**Problem statement:** Copy every line in which the string "label" occurs.

========================================================================

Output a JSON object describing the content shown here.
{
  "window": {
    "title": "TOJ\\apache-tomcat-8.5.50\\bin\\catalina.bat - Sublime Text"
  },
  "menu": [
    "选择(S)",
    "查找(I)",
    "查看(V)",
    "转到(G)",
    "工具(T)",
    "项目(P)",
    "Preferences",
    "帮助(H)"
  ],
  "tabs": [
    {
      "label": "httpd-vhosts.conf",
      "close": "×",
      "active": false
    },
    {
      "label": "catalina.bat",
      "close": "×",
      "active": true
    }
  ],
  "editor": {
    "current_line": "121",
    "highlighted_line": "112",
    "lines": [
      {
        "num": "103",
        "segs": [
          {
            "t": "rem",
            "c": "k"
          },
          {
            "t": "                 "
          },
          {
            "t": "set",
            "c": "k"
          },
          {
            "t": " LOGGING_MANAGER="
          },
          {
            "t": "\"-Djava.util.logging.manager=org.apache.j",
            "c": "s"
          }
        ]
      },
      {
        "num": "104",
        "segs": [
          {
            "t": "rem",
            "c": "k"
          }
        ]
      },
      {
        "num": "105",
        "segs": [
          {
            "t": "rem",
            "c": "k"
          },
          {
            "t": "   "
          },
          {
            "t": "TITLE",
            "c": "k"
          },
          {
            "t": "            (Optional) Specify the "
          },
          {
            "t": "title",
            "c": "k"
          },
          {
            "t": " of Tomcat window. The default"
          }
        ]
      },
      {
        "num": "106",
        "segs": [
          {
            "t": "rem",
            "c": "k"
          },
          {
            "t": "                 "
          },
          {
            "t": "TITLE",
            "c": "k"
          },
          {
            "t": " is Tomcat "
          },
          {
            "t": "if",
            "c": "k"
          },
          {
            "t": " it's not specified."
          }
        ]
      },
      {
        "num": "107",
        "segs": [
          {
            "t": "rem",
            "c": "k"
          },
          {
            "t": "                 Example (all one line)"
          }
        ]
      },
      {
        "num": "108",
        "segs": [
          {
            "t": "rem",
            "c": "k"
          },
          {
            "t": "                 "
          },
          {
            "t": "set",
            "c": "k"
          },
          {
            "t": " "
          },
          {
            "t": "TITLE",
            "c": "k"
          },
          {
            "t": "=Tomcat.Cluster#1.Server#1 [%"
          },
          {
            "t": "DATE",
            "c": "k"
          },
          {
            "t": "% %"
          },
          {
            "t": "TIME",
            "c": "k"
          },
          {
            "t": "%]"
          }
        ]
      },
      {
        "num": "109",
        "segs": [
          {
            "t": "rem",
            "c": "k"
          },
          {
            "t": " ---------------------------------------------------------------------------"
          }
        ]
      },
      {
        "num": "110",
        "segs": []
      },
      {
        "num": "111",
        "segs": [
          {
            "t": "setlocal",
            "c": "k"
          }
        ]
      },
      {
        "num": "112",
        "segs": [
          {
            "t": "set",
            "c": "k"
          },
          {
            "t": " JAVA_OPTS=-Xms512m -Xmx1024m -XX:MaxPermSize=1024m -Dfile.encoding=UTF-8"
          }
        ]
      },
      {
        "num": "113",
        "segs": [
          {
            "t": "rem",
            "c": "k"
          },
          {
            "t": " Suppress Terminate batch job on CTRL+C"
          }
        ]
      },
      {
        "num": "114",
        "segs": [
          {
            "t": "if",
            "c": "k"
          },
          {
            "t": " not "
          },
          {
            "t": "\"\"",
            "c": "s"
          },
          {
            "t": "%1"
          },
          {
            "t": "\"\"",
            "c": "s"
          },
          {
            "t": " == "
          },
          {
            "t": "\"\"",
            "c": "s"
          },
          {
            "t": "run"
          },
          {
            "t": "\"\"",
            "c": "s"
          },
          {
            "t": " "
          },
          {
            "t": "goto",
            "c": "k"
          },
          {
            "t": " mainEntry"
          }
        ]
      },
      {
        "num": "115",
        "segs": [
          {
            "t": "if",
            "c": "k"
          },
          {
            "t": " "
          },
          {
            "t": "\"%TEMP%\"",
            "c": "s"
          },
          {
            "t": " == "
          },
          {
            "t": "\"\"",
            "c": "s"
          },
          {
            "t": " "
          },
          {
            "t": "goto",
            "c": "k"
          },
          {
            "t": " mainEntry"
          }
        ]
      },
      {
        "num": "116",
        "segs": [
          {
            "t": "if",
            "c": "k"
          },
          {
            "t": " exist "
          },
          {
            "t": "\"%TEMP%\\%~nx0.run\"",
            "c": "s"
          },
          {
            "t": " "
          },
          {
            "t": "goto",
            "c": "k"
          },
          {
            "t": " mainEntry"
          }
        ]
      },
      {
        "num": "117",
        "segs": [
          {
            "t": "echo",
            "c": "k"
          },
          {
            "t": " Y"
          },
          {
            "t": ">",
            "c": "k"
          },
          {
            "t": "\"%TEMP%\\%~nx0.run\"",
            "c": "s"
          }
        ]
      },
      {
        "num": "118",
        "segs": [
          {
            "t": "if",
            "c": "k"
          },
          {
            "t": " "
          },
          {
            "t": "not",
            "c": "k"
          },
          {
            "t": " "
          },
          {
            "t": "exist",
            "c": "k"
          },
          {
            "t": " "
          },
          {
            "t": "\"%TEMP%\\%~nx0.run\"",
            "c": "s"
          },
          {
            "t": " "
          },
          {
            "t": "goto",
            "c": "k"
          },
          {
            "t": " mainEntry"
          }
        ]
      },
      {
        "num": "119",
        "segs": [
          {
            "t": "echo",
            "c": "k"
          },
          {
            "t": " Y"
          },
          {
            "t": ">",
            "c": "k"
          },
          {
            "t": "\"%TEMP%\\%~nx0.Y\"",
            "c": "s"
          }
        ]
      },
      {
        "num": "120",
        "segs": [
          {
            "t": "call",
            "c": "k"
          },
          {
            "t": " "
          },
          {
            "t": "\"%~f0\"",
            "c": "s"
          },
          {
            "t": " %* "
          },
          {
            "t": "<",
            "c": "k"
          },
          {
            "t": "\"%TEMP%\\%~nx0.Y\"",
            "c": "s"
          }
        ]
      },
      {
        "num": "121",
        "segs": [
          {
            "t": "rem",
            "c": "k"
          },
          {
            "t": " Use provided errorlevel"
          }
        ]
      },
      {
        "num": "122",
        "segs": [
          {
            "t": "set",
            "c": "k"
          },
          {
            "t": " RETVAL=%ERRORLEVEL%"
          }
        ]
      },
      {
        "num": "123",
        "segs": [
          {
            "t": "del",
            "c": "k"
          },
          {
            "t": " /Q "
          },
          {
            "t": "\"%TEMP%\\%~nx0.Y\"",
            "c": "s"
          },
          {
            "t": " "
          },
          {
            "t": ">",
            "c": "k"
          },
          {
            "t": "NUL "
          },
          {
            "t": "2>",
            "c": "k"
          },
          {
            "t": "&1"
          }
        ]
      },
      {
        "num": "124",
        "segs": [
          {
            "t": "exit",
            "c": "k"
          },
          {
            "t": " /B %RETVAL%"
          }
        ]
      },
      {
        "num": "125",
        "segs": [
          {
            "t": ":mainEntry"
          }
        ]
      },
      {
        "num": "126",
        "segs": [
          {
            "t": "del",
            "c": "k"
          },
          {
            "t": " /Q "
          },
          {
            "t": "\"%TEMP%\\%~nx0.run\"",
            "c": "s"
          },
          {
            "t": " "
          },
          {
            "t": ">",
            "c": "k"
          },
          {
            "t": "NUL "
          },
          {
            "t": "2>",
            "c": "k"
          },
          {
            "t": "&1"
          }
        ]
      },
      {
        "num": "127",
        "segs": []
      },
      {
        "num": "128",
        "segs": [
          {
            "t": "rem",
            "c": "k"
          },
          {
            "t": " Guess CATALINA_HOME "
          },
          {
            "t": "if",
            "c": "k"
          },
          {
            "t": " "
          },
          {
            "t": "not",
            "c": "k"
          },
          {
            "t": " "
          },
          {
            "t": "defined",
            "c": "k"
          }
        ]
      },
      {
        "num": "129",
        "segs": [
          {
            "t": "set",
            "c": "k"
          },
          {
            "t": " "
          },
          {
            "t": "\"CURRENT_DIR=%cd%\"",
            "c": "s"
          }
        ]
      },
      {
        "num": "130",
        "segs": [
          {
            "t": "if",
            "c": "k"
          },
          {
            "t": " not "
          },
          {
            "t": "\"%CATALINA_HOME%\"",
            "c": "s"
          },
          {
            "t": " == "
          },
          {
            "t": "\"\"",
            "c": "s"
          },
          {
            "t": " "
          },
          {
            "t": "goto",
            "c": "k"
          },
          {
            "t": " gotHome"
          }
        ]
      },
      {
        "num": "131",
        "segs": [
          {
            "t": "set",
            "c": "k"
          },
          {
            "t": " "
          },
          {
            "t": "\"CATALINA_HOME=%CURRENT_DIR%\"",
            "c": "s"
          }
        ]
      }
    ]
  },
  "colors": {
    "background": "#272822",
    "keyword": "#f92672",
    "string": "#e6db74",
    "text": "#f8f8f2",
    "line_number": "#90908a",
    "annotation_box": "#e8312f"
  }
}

========================================================================

**Output:**
      "label": "httpd-vhosts.conf",
      "label": "catalina.bat",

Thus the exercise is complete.